[Task brief]
Repeat the entire listing exactly as written.

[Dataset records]
BEGIN

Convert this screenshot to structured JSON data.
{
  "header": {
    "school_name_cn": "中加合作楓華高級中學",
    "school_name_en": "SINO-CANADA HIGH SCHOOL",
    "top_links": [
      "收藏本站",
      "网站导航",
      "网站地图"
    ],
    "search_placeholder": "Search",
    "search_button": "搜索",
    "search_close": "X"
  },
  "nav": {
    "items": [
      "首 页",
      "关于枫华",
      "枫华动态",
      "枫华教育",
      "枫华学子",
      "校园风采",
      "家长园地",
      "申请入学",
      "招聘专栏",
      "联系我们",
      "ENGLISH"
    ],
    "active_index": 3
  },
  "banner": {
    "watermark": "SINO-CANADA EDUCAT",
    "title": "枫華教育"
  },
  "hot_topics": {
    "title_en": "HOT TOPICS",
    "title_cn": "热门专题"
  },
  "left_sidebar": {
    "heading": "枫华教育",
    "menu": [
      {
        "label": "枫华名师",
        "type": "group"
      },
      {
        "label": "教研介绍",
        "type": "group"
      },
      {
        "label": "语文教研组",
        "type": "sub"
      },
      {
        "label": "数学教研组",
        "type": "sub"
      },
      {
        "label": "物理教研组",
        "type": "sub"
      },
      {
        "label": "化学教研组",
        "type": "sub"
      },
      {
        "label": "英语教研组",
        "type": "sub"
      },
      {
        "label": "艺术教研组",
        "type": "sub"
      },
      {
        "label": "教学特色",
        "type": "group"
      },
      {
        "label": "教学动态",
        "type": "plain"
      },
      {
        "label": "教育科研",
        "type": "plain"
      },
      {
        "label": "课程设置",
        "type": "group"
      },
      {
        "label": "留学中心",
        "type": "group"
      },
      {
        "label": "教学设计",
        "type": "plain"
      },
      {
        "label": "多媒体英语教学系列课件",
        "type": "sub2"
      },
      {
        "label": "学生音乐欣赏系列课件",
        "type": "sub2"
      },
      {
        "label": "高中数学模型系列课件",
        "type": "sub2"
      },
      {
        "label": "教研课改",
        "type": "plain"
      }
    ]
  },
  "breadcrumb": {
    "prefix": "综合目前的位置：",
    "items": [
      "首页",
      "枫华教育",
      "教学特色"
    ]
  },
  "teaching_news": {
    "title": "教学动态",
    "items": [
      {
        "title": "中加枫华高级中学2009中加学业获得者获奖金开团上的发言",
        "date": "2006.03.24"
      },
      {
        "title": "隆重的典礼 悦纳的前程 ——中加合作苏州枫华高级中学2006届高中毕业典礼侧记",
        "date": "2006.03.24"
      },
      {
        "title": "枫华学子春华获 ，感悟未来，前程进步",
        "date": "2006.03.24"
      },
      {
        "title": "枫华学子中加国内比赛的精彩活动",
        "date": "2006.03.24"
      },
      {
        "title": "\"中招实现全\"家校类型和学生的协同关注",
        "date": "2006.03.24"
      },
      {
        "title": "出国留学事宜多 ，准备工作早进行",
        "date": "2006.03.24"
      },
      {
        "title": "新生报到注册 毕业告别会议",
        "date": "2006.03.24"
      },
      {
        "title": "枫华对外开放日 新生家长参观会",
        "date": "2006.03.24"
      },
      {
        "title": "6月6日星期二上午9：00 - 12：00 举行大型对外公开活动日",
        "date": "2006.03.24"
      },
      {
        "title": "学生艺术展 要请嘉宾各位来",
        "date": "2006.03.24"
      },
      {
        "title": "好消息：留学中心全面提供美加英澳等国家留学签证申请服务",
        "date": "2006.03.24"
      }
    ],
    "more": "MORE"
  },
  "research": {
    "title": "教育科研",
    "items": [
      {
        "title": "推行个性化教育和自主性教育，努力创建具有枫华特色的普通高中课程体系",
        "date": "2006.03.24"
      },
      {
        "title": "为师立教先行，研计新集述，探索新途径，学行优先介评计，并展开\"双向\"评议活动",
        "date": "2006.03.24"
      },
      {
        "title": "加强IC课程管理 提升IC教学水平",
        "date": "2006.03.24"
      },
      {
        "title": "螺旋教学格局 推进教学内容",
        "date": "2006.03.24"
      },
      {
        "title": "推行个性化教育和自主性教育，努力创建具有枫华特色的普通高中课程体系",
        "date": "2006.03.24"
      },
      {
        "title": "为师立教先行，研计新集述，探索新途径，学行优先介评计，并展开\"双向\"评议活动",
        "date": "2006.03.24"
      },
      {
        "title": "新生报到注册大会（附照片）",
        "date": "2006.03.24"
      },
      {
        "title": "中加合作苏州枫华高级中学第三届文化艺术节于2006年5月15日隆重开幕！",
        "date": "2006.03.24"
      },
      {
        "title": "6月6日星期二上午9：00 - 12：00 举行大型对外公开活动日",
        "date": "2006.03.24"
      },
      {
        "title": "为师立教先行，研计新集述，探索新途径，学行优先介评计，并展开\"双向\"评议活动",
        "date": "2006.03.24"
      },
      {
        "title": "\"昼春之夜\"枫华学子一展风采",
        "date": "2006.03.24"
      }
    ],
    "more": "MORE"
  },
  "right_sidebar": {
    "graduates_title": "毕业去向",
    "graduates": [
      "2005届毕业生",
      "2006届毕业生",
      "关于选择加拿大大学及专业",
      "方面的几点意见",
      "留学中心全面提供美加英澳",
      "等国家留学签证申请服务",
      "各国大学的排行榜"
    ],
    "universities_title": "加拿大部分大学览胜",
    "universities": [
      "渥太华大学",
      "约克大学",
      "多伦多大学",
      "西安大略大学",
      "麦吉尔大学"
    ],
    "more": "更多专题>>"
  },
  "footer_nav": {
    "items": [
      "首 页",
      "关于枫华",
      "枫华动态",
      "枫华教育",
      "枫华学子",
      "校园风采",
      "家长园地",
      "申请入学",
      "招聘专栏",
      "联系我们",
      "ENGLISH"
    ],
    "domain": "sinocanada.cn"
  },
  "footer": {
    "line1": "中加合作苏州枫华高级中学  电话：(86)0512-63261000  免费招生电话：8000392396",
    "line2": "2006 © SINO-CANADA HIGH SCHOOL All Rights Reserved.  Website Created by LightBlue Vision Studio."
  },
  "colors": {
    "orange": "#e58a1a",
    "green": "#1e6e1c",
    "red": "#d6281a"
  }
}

END

[Output of the exercise]
Convert this screenshot to structured JSON data.
{
  "header": {
    "school_name_cn": "中加合作楓華高級中學",
    "school_name_en": "SINO-CANADA HIGH SCHOOL",
    "top_links": [
      "收藏本站",
      "网站导航",
      "网站地图"
    ],
    "search_placeholder": "Search",
    "search_button": "搜索",
    "search_close": "X"
  },
  "nav": {
    "items": [
      "首 页",
      "关于枫华",
      "枫华动态",
      "枫华教育",
      "枫华学子",
      "校园风采",
      "家长园地",
      "申请入学",
      "招聘专栏",
      "联系我们",
      "ENGLISH"
    ],
    "active_index": 3
  },
  "banner": {
    "watermark": "SINO-CANADA EDUCAT",
    "title": "枫華教育"
  },
  "hot_topics": {
    "title_en": "HOT TOPICS",
    "title_cn": "热门专题"
  },
  "left_sidebar": {
    "heading": "枫华教育",
    "menu": [
      {
        "label": "枫华名师",
        "type": "group"
      },
      {
        "label": "教研介绍",
        "type": "group"
      },
      {
        "label": "语文教研组",
        "type": "sub"
      },
      {
        "label": "数学教研组",
        "type": "sub"
      },
      {
        "label": "物理教研组",
        "type": "sub"
      },
      {
        "label": "化学教研组",
        "type": "sub"
      },
      {
        "label": "英语教研组",
        "type": "sub"
      },
      {
        "label": "艺术教研组",
        "type": "sub"
      },
      {
        "label": "教学特色",
        "type": "group"
      },
      {
        "label": "教学动态",
        "type": "plain"
      },
      {
        "label": "教育科研",
        "type": "plain"
      },
      {
        "label": "课程设置",
        "type": "group"
      },
      {
        "label": "留学中心",
        "type": "group"
      },
      {
        "label": "教学设计",
        "type": "plain"
      },
      {
        "label": "多媒体英语教学系列课件",
        "type": "sub2"
      },
      {
        "label": "学生音乐欣赏系列课件",
        "type": "sub2"
      },
      {
        "label": "高中数学模型系列课件",
        "type": "sub2"
      },
      {
        "label": "教研课改",
        "type": "plain"
      }
    ]
  },
  "breadcrumb": {
    "prefix": "综合目前的位置：",
    "items": [
      "首页",
      "枫华教育",
      "教学特色"
    ]
  },
  "teaching_news": {
    "title": "教学动态",
    "items": [
      {
        "title": "中加枫华高级中学2009中加学业获得者获奖金开团上的发言",
        "date": "2006.03.24"
      },
      {
        "title": "隆重的典礼 悦纳的前程 ——中加合作苏州枫华高级中学2006届高中毕业典礼侧记",
        "date": "2006.03.24"
      },
      {
        "title": "枫华学子春华获 ，感悟未来，前程进步",
        "date": "2006.03.24"
      },
      {
        "title": "枫华学子中加国内比赛的精彩活动",
        "date": "2006.03.24"
      },
      {
        "title": "\"中招实现全\"家校类型和学生的协同关注",
        "date": "2006.03.24"
      },
      {
        "title": "出国留学事宜多 ，准备工作早进行",
        "date": "2006.03.24"
      },
      {
        "title": "新生报到注册 毕业告别会议",
        "date": "2006.03.24"
      },
      {
        "title": "枫华对外开放日 新生家长参观会",
        "date": "2006.03.24"
      },
      {
        "title": "6月6日星期二上午9：00 - 12：00 举行大型对外公开活动日",
        "date": "2006.03.24"
      },
      {
        "title": "学生艺术展 要请嘉宾各位来",
        "date": "2006.03.24"
      },
      {
        "title": "好消息：留学中心全面提供美加英澳等国家留学签证申请服务",
        "date": "2006.03.24"
      }
    ],
    "more": "MORE"
  },
  "research": {
    "title": "教育科研",
    "items": [
      {
        "title": "推行个性化教育和自主性教育，努力创建具有枫华特色的普通高中课程体系",
        "date": "2006.03.24"
      },
      {
        "title": "为师立教先行，研计新集述，探索新途径，学行优先介评计，并展开\"双向\"评议活动",
        "date": "2006.03.24"
      },
      {
        "title": "加强IC课程管理 提升IC教学水平",
        "date": "2006.03.24"
      },
      {
        "title": "螺旋教学格局 推进教学内容",
        "date": "2006.03.24"
      },
      {
        "title": "推行个性化教育和自主性教育，努力创建具有枫华特色的普通高中课程体系",
        "date": "2006.03.24"
      },
      {
        "title": "为师立教先行，研计新集述，探索新途径，学行优先介评计，并展开\"双向\"评议活动",
        "date": "2006.03.24"
      },
      {
        "title": "新生报到注册大会（附照片）",
        "date": "2006.03.24"
      },
      {
        "title": "中加合作苏州枫华高级中学第三届文化艺术节于2006年5月15日隆重开幕！",
        "date": "2006.03.24"
      },
      {
        "title": "6月6日星期二上午9：00 - 12：00 举行大型对外公开活动日",
        "date": "2006.03.24"
      },
      {
        "title": "为师立教先行，研计新集述，探索新途径，学行优先介评计，并展开\"双向\"评议活动",
        "date": "2006.03.24"
      },
      {
        "title": "\"昼春之夜\"枫华学子一展风采",
        "date": "2006.03.24"
      }
    ],
    "more": "MORE"
  },
  "right_sidebar": {
    "graduates_title": "毕业去向",
    "graduates": [
      "2005届毕业生",
      "2006届毕业生",
      "关于选择加拿大大学及专业",
      "方面的几点意见",
      "留学中心全面提供美加英澳",
      "等国家留学签证申请服务",
      "各国大学的排行榜"
    ],
    "universities_title": "加拿大部分大学览胜",
    "universities": [
      "渥太华大学",
      "约克大学",
      "多伦多大学",
      "西安大略大学",
      "麦吉尔大学"
    ],
    "more": "更多专题>>"
  },
  "footer_nav": {
    "items": [
      "首 页",
      "关于枫华",
      "枫华动态",
      "枫华教育",
      "枫华学子",
      "校园风采",
      "家长园地",
      "申请入学",
      "招聘专栏",
      "联系我们",
      "ENGLISH"
    ],
    "domain": "sinocanada.cn"
  },
  "footer": {
    "line1": "中加合作苏州枫华高级中学  电话：(86)0512-63261000  免费招生电话：8000392396",
    "line2": "2006 © SINO-CANADA HIGH SCHOOL All Rights Reserved.  Website Created by LightBlue Vision Studio."
  },
  "colors": {
    "orange": "#e58a1a",
    "green": "#1e6e1c",
    "red": "#d6281a"
  }
}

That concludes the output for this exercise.